[A block of data]
=====
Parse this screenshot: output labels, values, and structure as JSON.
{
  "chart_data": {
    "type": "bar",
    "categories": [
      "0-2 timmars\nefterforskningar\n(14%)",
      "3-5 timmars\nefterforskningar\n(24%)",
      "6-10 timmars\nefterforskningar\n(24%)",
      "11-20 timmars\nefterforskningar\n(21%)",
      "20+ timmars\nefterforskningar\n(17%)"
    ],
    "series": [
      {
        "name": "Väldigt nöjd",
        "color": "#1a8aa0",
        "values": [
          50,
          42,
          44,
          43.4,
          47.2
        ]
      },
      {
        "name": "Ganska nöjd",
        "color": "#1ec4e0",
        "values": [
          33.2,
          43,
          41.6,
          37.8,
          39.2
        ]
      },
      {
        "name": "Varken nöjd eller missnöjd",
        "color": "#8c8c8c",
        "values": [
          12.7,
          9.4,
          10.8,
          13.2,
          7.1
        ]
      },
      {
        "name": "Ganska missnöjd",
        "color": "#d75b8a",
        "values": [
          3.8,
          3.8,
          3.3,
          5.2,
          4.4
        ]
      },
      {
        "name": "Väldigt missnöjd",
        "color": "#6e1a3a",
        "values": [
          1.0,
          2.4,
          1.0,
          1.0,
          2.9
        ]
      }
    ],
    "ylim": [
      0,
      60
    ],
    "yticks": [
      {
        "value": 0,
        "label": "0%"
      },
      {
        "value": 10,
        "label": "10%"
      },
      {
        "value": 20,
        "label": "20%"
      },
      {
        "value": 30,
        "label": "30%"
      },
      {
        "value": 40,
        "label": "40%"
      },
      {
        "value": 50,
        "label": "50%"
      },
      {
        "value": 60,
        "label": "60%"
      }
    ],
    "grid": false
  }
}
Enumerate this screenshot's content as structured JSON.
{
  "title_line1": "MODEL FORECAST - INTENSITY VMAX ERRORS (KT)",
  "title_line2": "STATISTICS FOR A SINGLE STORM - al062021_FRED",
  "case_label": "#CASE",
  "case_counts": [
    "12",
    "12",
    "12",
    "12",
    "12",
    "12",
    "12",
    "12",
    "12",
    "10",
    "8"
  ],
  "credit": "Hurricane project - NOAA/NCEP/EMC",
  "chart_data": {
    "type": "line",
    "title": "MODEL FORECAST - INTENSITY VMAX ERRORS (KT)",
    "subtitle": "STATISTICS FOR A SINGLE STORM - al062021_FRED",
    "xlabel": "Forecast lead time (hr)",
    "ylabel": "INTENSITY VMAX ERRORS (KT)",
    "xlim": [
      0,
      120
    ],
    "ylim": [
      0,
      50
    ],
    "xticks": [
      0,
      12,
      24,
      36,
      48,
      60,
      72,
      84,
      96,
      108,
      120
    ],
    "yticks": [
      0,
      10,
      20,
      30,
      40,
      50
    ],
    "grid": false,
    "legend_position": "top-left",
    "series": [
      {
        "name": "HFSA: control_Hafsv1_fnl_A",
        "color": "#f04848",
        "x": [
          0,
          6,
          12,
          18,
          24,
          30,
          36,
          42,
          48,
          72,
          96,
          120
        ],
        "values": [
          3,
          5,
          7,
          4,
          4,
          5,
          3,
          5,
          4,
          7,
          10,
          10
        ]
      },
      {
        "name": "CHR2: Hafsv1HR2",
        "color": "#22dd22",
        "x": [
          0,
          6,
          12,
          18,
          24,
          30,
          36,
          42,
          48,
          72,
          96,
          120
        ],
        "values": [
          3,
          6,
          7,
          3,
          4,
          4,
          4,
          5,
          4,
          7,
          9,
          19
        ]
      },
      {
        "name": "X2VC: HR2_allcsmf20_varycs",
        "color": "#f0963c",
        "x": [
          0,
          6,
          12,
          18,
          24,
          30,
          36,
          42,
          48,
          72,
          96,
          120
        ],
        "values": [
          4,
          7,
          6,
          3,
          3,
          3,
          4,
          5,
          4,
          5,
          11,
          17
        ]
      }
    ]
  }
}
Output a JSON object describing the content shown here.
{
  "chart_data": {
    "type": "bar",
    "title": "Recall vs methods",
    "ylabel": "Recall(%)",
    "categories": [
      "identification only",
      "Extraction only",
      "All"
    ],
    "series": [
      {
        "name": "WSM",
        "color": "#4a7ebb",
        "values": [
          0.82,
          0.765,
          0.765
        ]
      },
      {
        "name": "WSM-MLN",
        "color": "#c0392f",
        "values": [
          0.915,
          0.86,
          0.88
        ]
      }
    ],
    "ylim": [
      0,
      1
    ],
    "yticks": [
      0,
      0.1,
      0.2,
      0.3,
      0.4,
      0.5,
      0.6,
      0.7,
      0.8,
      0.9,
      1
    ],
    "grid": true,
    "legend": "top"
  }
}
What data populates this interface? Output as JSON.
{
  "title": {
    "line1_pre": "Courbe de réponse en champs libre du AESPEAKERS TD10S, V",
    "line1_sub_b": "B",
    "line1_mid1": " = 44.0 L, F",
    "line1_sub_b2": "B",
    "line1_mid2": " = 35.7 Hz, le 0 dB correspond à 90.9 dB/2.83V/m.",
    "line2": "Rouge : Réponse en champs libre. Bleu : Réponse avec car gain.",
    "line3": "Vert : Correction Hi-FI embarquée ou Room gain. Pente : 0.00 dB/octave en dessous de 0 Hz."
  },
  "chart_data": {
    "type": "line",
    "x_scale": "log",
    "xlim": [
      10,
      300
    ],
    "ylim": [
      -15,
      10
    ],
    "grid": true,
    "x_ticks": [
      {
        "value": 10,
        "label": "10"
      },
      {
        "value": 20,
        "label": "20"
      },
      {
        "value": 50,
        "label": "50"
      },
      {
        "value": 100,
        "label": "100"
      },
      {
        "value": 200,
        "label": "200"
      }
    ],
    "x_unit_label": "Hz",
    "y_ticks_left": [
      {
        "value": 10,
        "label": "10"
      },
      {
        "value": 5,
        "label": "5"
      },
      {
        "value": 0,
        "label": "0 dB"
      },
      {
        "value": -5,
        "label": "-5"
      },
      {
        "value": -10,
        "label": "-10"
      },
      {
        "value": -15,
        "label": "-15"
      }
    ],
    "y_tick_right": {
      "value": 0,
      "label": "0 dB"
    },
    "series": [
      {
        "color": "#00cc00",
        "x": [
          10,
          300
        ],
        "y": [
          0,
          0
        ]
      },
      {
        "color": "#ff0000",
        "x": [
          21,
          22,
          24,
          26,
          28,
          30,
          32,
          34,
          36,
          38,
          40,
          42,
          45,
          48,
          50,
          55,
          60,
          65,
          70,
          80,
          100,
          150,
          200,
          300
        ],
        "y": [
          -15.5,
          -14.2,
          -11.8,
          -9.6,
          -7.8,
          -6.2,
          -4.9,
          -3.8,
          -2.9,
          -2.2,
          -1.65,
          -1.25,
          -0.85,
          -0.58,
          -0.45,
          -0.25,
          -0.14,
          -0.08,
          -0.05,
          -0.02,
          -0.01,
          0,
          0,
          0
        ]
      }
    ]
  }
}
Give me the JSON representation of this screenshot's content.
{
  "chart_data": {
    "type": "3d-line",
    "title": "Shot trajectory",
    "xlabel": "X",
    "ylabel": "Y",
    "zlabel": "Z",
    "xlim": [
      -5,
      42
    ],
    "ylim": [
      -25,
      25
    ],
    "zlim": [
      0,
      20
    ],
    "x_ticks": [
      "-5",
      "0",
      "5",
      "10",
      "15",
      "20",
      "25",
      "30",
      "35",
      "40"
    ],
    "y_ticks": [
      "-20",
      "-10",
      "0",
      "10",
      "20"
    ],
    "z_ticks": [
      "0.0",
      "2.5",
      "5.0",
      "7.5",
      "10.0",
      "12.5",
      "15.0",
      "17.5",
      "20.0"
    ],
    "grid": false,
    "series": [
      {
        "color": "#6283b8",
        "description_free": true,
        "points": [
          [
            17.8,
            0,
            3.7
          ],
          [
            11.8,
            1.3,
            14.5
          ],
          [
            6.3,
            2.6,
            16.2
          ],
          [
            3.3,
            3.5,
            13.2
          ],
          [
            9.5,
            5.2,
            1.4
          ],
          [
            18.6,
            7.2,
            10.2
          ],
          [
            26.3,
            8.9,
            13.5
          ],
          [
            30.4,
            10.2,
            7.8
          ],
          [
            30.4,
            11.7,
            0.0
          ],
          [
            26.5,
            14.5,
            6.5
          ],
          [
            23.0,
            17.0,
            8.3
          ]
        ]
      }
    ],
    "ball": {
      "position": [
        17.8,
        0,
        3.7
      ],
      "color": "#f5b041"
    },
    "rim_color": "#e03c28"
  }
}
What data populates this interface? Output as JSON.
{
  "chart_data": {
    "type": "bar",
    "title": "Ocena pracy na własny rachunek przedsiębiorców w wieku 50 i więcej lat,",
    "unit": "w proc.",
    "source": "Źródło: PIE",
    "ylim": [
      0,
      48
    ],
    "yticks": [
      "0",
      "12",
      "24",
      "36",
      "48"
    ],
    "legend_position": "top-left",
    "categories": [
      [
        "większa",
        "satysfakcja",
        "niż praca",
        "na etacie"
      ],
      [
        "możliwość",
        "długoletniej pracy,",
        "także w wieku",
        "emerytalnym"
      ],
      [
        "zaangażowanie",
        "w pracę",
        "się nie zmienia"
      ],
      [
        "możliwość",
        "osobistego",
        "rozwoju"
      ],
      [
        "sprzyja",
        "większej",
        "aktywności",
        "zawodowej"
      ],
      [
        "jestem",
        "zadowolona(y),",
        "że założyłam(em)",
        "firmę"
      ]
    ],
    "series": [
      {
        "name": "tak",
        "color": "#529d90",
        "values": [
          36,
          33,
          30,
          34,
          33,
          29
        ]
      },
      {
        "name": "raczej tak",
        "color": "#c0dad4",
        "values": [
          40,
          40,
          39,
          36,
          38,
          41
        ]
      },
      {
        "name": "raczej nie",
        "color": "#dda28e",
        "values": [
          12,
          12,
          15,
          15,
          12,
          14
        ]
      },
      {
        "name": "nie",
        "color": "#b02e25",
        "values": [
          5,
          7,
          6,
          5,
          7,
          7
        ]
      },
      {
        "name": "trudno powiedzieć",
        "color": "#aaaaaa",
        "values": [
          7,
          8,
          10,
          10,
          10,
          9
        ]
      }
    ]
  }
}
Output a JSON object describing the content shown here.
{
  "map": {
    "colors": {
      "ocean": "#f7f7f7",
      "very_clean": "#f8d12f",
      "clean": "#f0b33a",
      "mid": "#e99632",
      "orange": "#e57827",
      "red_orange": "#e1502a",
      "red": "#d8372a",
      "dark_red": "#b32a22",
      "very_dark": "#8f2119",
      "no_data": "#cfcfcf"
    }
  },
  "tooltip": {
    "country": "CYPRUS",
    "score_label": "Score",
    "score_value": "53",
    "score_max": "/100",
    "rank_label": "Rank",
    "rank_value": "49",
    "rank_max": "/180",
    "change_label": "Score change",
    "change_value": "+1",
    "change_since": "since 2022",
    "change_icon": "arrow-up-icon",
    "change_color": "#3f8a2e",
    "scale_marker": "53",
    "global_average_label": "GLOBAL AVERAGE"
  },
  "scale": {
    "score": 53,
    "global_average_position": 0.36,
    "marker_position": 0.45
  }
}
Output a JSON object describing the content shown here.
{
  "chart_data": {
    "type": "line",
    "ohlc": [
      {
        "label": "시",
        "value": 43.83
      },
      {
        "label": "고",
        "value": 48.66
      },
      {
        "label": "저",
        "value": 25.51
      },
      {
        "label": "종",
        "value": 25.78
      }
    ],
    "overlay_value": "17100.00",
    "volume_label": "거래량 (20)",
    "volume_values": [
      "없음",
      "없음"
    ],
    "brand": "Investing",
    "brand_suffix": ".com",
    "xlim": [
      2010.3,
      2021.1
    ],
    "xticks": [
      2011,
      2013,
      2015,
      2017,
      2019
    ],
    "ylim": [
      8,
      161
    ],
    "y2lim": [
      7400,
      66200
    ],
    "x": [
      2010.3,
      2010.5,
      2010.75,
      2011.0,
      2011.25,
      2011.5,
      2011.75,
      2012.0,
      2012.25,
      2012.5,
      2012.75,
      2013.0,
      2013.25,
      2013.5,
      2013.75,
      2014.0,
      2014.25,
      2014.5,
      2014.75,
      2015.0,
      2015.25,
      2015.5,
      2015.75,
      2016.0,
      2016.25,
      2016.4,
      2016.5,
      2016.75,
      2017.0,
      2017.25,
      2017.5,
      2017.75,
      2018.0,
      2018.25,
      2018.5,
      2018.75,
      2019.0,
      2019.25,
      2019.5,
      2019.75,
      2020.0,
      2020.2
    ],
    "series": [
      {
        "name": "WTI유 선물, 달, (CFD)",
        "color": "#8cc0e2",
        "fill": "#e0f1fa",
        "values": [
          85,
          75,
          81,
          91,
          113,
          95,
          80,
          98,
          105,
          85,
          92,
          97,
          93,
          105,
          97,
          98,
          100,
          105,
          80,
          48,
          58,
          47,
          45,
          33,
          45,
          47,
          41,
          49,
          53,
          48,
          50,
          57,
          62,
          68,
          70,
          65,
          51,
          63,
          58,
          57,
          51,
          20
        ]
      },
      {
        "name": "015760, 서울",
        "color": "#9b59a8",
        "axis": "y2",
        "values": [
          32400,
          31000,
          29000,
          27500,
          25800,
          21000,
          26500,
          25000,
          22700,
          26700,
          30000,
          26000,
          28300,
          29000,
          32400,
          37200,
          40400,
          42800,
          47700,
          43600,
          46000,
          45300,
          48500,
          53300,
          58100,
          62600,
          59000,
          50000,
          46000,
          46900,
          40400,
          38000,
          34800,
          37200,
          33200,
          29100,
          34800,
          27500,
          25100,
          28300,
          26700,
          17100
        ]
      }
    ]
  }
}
=====
_Task to complete_
In the listing above, find the lines holding the word "Ganska" and copy them.

_Written answer_
        "name": "Ganska nöjd",
        "name": "Ganska missnöjd",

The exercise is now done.